◆ BRIEF:
From the listing below, pull each line that includes "words".

◆ SUPPLIED RECORDS:

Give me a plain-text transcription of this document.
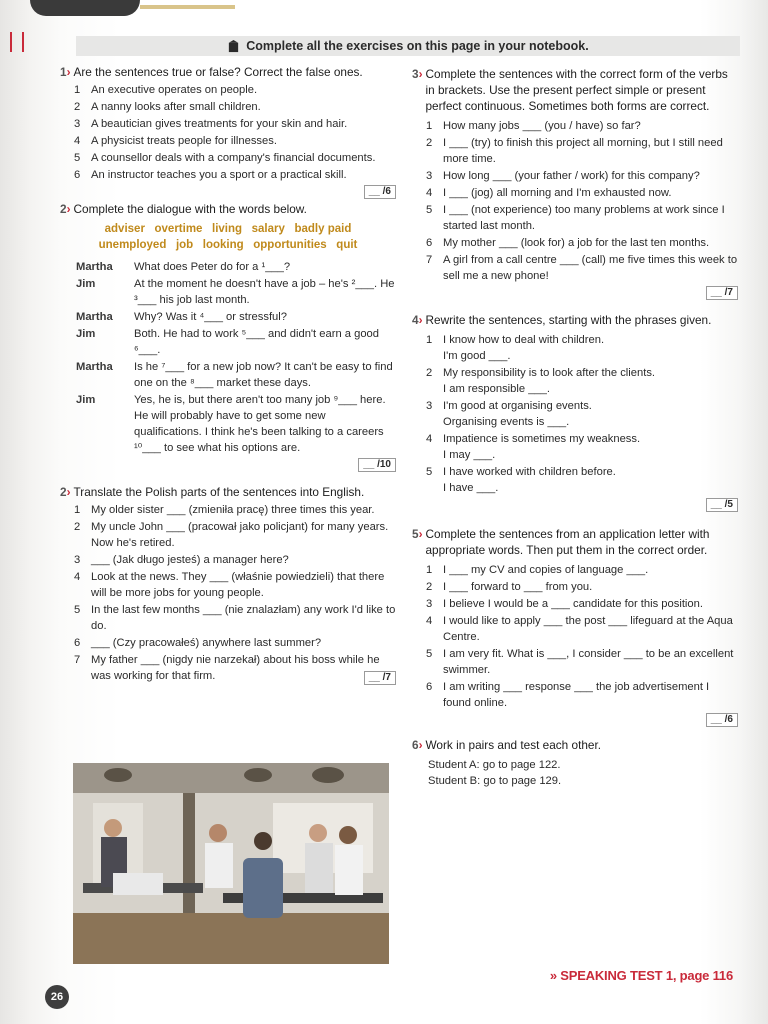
Complete all the exercises on this page in your notebook.
1› Are the sentences true or false? Correct the false ones.
1 An executive operates on people.
2 A nanny looks after small children.
3 A beautician gives treatments for your skin and hair.
4 A physicist treats people for illnesses.
5 A counsellor deals with a company's financial documents.
6 An instructor teaches you a sport or a practical skill.
__ /6
2› Complete the dialogue with the words below.
adviser   overtime   living   salary   badly paid
unemployed   job   looking   opportunities   quit
Martha	What does Peter do for a ¹___?
Jim	At the moment he doesn't have a job – he's ²___. He ³___ his job last month.
Martha	Why? Was it ⁴___ or stressful?
Jim	Both. He had to work ⁵___ and didn't earn a good ⁶___.
Martha	Is he ⁷___ for a new job now? It can't be easy to find one on the ⁸___ market these days.
Jim	Yes, he is, but there aren't too many job ⁹___ here. He will probably have to get some new qualifications. I think he's been talking to a careers ¹⁰___ to see what his options are.
__ /10
2› Translate the Polish parts of the sentences into English.
1 My older sister ___ (zmieniła pracę) three times this year.
2 My uncle John ___ (pracował jako policjant) for many years. Now he's retired.
3 ___ (Jak długo jesteś) a manager here?
4 Look at the news. They ___ (właśnie powiedzieli) that there will be more jobs for young people.
5 In the last few months ___ (nie znalazłam) any work I'd like to do.
6 ___ (Czy pracowałeś) anywhere last summer?
7 My father ___ (nigdy nie narzekał) about his boss while he was working for that firm.	__ /7
3› Complete the sentences with the correct form of the verbs in brackets. Use the present perfect simple or present perfect continuous. Sometimes both forms are correct.
1 How many jobs ___ (you / have) so far?
2 I ___ (try) to finish this project all morning, but I still need more time.
3 How long ___ (your father / work) for this company?
4 I ___ (jog) all morning and I'm exhausted now.
5 I ___ (not experience) too many problems at work since I started last month.
6 My mother ___ (look for) a job for the last ten months.
7 A girl from a call centre ___ (call) me five times this week to sell me a new phone!
__ /7
4› Rewrite the sentences, starting with the phrases given.
1 I know how to deal with children.
I'm good ___.
2 My responsibility is to look after the clients.
I am responsible ___.
3 I'm good at organising events.
Organising events is ___.
4 Impatience is sometimes my weakness.
I may ___.
5 I have worked with children before.
I have ___.
__ /5
5› Complete the sentences from an application letter with appropriate words. Then put them in the correct order.
1 I ___ my CV and copies of language ___.
2 I ___ forward to ___ from you.
3 I believe I would be a ___ candidate for this position.
4 I would like to apply ___ the post ___ lifeguard at the Aqua Centre.
5 I am very fit. What is ___, I consider ___ to be an excellent swimmer.
6 I am writing ___ response ___ the job advertisement I found online.
__ /6
6› Work in pairs and test each other.
Student A: go to page 122.
Student B: go to page 129.
» SPEAKING TEST 1, page 116
26
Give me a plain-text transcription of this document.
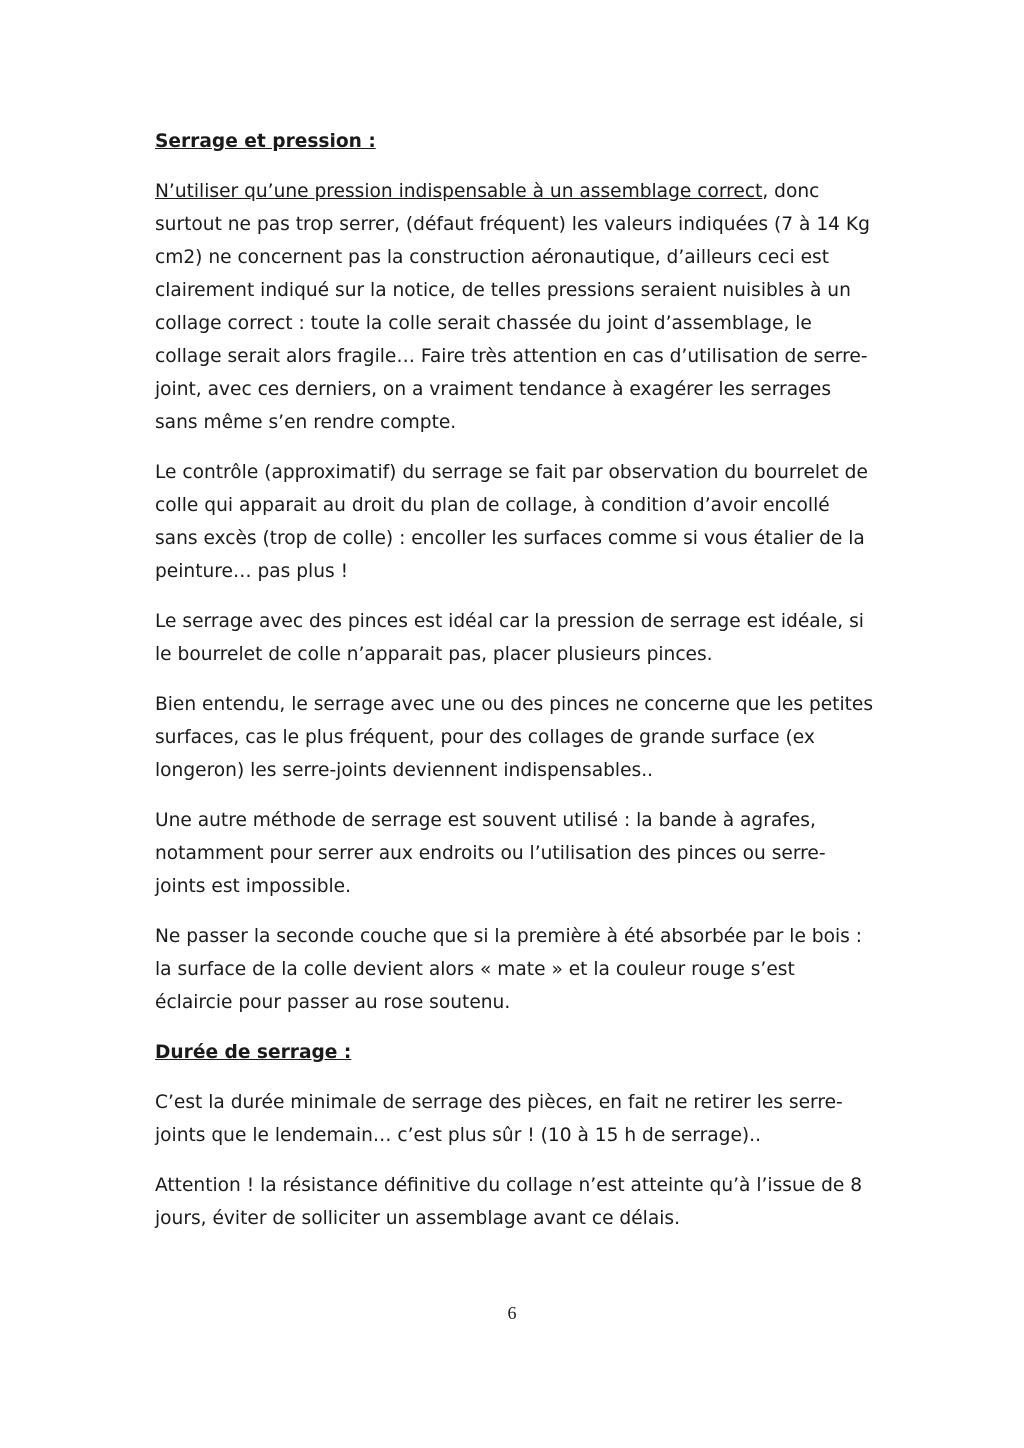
Serrage et pression :
N’utiliser qu’une pression indispensable à un assemblage correct, donc surtout ne pas trop serrer, (défaut fréquent) les valeurs indiquées (7 à 14 Kg cm2) ne concernent pas la construction aéronautique, d’ailleurs ceci est clairement indiqué sur la notice, de telles pressions seraient nuisibles à un collage correct : toute la colle serait chassée du joint d’assemblage, le collage serait alors fragile… Faire très attention en cas d’utilisation de serre-joint, avec ces derniers, on a vraiment tendance à exagérer les serrages sans même s’en rendre compte.
Le contrôle (approximatif) du serrage se fait par observation du bourrelet de colle qui apparait au droit du plan de collage, à condition d’avoir encollé sans excès (trop de colle) : encoller les surfaces comme si vous étalier de la peinture… pas plus !
Le serrage avec des pinces est idéal car la pression de serrage est idéale, si le bourrelet de colle n’apparait pas, placer plusieurs pinces.
Bien entendu, le serrage avec une ou des pinces ne concerne que les petites surfaces, cas le plus fréquent, pour des collages de grande surface (ex longeron) les serre-joints deviennent indispensables..
Une autre méthode de serrage est souvent utilisé : la bande à agrafes, notamment pour serrer aux endroits ou l’utilisation des pinces ou serre-joints est impossible.
Ne passer la seconde couche que si la première à été absorbée par le bois : la surface de la colle devient alors « mate » et la couleur rouge s’est éclaircie pour passer au rose soutenu.
Durée de serrage :
C’est la durée minimale de serrage des pièces, en fait ne retirer les serre-joints que le lendemain… c’est plus sûr ! (10 à 15 h de serrage)..
Attention ! la résistance définitive du collage n’est atteinte qu’à l’issue de 8 jours, éviter de solliciter un assemblage avant ce délais.
6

◆ REPLY TO THE TASK:
2› Complete the dialogue with the words below.
5› Complete the sentences from an application letter with appropriate words. Then put them in the correct order.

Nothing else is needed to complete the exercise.